--- WHAT THE TASK REQUIRES ---
Copy the data precisely, keeping every character.

--- Begin STORED DATA ---

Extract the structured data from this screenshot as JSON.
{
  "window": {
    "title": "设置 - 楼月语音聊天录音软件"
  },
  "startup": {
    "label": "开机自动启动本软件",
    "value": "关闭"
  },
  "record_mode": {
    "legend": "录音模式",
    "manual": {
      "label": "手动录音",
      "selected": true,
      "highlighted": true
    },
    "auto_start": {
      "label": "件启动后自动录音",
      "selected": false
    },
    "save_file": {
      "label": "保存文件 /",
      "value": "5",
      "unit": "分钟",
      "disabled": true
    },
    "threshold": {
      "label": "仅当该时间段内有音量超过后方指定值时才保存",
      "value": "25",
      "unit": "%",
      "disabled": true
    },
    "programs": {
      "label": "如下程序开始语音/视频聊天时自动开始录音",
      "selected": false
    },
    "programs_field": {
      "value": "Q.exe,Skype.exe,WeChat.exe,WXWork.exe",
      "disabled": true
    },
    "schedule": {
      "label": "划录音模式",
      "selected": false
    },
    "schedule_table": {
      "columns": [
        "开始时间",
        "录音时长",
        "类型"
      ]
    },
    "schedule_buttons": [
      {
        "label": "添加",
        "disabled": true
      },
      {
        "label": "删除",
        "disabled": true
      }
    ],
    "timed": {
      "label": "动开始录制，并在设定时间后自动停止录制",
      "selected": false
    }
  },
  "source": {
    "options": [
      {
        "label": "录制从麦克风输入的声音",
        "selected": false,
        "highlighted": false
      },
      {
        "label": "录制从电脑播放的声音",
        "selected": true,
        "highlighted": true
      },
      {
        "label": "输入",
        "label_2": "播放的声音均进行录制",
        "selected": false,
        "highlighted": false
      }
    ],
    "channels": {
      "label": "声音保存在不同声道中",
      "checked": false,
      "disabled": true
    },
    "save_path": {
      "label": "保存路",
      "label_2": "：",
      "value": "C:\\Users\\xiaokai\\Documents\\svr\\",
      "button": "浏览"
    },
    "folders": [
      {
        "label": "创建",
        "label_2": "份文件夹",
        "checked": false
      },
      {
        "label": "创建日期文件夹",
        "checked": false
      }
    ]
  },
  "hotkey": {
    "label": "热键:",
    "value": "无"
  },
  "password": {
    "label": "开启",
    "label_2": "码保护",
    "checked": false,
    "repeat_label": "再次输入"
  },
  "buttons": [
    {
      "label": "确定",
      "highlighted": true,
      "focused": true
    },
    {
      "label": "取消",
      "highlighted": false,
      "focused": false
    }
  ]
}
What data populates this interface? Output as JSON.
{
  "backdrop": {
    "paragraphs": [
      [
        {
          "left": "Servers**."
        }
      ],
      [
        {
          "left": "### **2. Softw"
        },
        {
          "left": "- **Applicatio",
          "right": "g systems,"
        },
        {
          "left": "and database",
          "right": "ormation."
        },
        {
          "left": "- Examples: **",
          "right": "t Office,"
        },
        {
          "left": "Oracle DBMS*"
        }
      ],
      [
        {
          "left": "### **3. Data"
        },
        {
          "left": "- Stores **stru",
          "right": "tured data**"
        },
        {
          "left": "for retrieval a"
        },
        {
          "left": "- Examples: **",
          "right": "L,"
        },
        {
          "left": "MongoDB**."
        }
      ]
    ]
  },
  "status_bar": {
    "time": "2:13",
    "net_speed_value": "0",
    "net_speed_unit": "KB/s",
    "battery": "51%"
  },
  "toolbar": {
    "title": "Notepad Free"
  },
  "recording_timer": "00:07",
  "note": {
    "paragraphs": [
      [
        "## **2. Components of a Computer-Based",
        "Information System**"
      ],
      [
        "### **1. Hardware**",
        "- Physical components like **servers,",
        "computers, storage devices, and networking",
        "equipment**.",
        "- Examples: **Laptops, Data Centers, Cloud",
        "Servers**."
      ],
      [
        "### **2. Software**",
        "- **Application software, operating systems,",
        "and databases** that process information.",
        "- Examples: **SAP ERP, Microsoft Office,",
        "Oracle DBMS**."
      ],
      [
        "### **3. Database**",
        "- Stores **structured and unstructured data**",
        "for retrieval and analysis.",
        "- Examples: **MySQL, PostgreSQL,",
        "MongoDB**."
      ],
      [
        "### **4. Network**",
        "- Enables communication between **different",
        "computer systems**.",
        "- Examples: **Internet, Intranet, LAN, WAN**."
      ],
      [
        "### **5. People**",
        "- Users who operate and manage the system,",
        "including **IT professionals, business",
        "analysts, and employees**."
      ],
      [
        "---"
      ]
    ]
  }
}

--- End STORED DATA ---

--- COMPLETE ANSWER ---
Extract the structured data from this screenshot as JSON.
{
  "window": {
    "title": "设置 - 楼月语音聊天录音软件"
  },
  "startup": {
    "label": "开机自动启动本软件",
    "value": "关闭"
  },
  "record_mode": {
    "legend": "录音模式",
    "manual": {
      "label": "手动录音",
      "selected": true,
      "highlighted": true
    },
    "auto_start": {
      "label": "件启动后自动录音",
      "selected": false
    },
    "save_file": {
      "label": "保存文件 /",
      "value": "5",
      "unit": "分钟",
      "disabled": true
    },
    "threshold": {
      "label": "仅当该时间段内有音量超过后方指定值时才保存",
      "value": "25",
      "unit": "%",
      "disabled": true
    },
    "programs": {
      "label": "如下程序开始语音/视频聊天时自动开始录音",
      "selected": false
    },
    "programs_field": {
      "value": "Q.exe,Skype.exe,WeChat.exe,WXWork.exe",
      "disabled": true
    },
    "schedule": {
      "label": "划录音模式",
      "selected": false
    },
    "schedule_table": {
      "columns": [
        "开始时间",
        "录音时长",
        "类型"
      ]
    },
    "schedule_buttons": [
      {
        "label": "添加",
        "disabled": true
      },
      {
        "label": "删除",
        "disabled": true
      }
    ],
    "timed": {
      "label": "动开始录制，并在设定时间后自动停止录制",
      "selected": false
    }
  },
  "source": {
    "options": [
      {
        "label": "录制从麦克风输入的声音",
        "selected": false,
        "highlighted": false
      },
      {
        "label": "录制从电脑播放的声音",
        "selected": true,
        "highlighted": true
      },
      {
        "label": "输入",
        "label_2": "播放的声音均进行录制",
        "selected": false,
        "highlighted": false
      }
    ],
    "channels": {
      "label": "声音保存在不同声道中",
      "checked": false,
      "disabled": true
    },
    "save_path": {
      "label": "保存路",
      "label_2": "：",
      "value": "C:\\Users\\xiaokai\\Documents\\svr\\",
      "button": "浏览"
    },
    "folders": [
      {
        "label": "创建",
        "label_2": "份文件夹",
        "checked": false
      },
      {
        "label": "创建日期文件夹",
        "checked": false
      }
    ]
  },
  "hotkey": {
    "label": "热键:",
    "value": "无"
  },
  "password": {
    "label": "开启",
    "label_2": "码保护",
    "checked": false,
    "repeat_label": "再次输入"
  },
  "buttons": [
    {
      "label": "确定",
      "highlighted": true,
      "focused": true
    },
    {
      "label": "取消",
      "highlighted": false,
      "focused": false
    }
  ]
}
What data populates this interface? Output as JSON.
{
  "backdrop": {
    "paragraphs": [
      [
        {
          "left": "Servers**."
        }
      ],
      [
        {
          "left": "### **2. Softw"
        },
        {
          "left": "- **Applicatio",
          "right": "g systems,"
        },
        {
          "left": "and database",
          "right": "ormation."
        },
        {
          "left": "- Examples: **",
          "right": "t Office,"
        },
        {
          "left": "Oracle DBMS*"
        }
      ],
      [
        {
          "left": "### **3. Data"
        },
        {
          "left": "- Stores **stru",
          "right": "tured data**"
        },
        {
          "left": "for retrieval a"
        },
        {
          "left": "- Examples: **",
          "right": "L,"
        },
        {
          "left": "MongoDB**."
        }
      ]
    ]
  },
  "status_bar": {
    "time": "2:13",
    "net_speed_value": "0",
    "net_speed_unit": "KB/s",
    "battery": "51%"
  },
  "toolbar": {
    "title": "Notepad Free"
  },
  "recording_timer": "00:07",
  "note": {
    "paragraphs": [
      [
        "## **2. Components of a Computer-Based",
        "Information System**"
      ],
      [
        "### **1. Hardware**",
        "- Physical components like **servers,",
        "computers, storage devices, and networking",
        "equipment**.",
        "- Examples: **Laptops, Data Centers, Cloud",
        "Servers**."
      ],
      [
        "### **2. Software**",
        "- **Application software, operating systems,",
        "and databases** that process information.",
        "- Examples: **SAP ERP, Microsoft Office,",
        "Oracle DBMS**."
      ],
      [
        "### **3. Database**",
        "- Stores **structured and unstructured data**",
        "for retrieval and analysis.",
        "- Examples: **MySQL, PostgreSQL,",
        "MongoDB**."
      ],
      [
        "### **4. Network**",
        "- Enables communication between **different",
        "computer systems**.",
        "- Examples: **Internet, Intranet, LAN, WAN**."
      ],
      [
        "### **5. People**",
        "- Users who operate and manage the system,",
        "including **IT professionals, business",
        "analysts, and employees**."
      ],
      [
        "---"
      ]
    ]
  }
}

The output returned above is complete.